**Given request**
Write out each line beneath this one exactly as it reads.

Stored data
_ _ _ _
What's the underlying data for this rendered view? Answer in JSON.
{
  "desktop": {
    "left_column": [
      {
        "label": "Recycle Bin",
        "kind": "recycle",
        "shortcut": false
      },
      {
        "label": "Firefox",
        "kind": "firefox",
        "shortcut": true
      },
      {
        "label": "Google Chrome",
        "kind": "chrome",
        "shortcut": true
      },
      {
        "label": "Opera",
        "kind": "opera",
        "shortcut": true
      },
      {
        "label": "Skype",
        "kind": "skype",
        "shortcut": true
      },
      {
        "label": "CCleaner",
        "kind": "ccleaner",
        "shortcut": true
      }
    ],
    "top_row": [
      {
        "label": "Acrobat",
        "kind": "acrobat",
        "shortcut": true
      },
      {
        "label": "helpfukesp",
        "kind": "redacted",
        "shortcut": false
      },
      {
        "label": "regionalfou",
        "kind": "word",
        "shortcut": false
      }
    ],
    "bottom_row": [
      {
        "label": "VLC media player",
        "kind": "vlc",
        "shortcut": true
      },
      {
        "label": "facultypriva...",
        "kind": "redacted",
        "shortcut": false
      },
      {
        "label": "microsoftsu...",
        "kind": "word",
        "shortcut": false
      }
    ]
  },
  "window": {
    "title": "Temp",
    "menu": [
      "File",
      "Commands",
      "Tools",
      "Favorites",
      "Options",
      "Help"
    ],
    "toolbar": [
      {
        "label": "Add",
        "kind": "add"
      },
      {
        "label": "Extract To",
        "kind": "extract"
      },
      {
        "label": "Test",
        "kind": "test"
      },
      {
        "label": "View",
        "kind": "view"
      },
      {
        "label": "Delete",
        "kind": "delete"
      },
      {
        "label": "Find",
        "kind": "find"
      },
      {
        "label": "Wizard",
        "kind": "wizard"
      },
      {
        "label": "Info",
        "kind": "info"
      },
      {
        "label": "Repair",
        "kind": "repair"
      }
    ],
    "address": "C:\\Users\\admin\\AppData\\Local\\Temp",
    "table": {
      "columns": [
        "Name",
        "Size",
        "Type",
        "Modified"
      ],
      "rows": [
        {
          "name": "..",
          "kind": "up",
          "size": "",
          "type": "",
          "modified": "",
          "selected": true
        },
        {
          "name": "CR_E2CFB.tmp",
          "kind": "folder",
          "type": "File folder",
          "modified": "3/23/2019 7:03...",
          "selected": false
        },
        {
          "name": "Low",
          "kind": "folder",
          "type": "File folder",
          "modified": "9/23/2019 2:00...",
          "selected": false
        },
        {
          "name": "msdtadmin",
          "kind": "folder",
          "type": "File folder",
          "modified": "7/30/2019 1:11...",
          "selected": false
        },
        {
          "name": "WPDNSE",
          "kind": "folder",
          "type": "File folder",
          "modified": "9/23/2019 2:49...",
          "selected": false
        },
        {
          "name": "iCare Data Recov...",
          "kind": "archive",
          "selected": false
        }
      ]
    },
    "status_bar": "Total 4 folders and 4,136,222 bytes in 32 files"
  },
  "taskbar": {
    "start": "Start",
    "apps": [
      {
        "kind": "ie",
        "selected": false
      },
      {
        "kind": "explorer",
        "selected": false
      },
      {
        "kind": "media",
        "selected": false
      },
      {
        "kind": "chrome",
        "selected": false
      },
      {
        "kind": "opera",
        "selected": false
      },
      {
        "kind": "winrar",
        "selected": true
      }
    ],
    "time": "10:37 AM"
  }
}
_ _ _ _
**Expected answer**
What's the underlying data for this rendered view? Answer in JSON.
{
  "desktop": {
    "left_column": [
      {
        "label": "Recycle Bin",
        "kind": "recycle",
        "shortcut": false
      },
      {
        "label": "Firefox",
        "kind": "firefox",
        "shortcut": true
      },
      {
        "label": "Google Chrome",
        "kind": "chrome",
        "shortcut": true
      },
      {
        "label": "Opera",
        "kind": "opera",
        "shortcut": true
      },
      {
        "label": "Skype",
        "kind": "skype",
        "shortcut": true
      },
      {
        "label": "CCleaner",
        "kind": "ccleaner",
        "shortcut": true
      }
    ],
    "top_row": [
      {
        "label": "Acrobat",
        "kind": "acrobat",
        "shortcut": true
      },
      {
        "label": "helpfukesp",
        "kind": "redacted",
        "shortcut": false
      },
      {
        "label": "regionalfou",
        "kind": "word",
        "shortcut": false
      }
    ],
    "bottom_row": [
      {
        "label": "VLC media player",
        "kind": "vlc",
        "shortcut": true
      },
      {
        "label": "facultypriva...",
        "kind": "redacted",
        "shortcut": false
      },
      {
        "label": "microsoftsu...",
        "kind": "word",
        "shortcut": false
      }
    ]
  },
  "window": {
    "title": "Temp",
    "menu": [
      "File",
      "Commands",
      "Tools",
      "Favorites",
      "Options",
      "Help"
    ],
    "toolbar": [
      {
        "label": "Add",
        "kind": "add"
      },
      {
        "label": "Extract To",
        "kind": "extract"
      },
      {
        "label": "Test",
        "kind": "test"
      },
      {
        "label": "View",
        "kind": "view"
      },
      {
        "label": "Delete",
        "kind": "delete"
      },
      {
        "label": "Find",
        "kind": "find"
      },
      {
        "label": "Wizard",
        "kind": "wizard"
      },
      {
        "label": "Info",
        "kind": "info"
      },
      {
        "label": "Repair",
        "kind": "repair"
      }
    ],
    "address": "C:\\Users\\admin\\AppData\\Local\\Temp",
    "table": {
      "columns": [
        "Name",
        "Size",
        "Type",
        "Modified"
      ],
      "rows": [
        {
          "name": "..",
          "kind": "up",
          "size": "",
          "type": "",
          "modified": "",
          "selected": true
        },
        {
          "name": "CR_E2CFB.tmp",
          "kind": "folder",
          "type": "File folder",
          "modified": "3/23/2019 7:03...",
          "selected": false
        },
        {
          "name": "Low",
          "kind": "folder",
          "type": "File folder",
          "modified": "9/23/2019 2:00...",
          "selected": false
        },
        {
          "name": "msdtadmin",
          "kind": "folder",
          "type": "File folder",
          "modified": "7/30/2019 1:11...",
          "selected": false
        },
        {
          "name": "WPDNSE",
          "kind": "folder",
          "type": "File folder",
          "modified": "9/23/2019 2:49...",
          "selected": false
        },
        {
          "name": "iCare Data Recov...",
          "kind": "archive",
          "selected": false
        }
      ]
    },
    "status_bar": "Total 4 folders and 4,136,222 bytes in 32 files"
  },
  "taskbar": {
    "start": "Start",
    "apps": [
      {
        "kind": "ie",
        "selected": false
      },
      {
        "kind": "explorer",
        "selected": false
      },
      {
        "kind": "media",
        "selected": false
      },
      {
        "kind": "chrome",
        "selected": false
      },
      {
        "kind": "opera",
        "selected": false
      },
      {
        "kind": "winrar",
        "selected": true
      }
    ],
    "time": "10:37 AM"
  }
}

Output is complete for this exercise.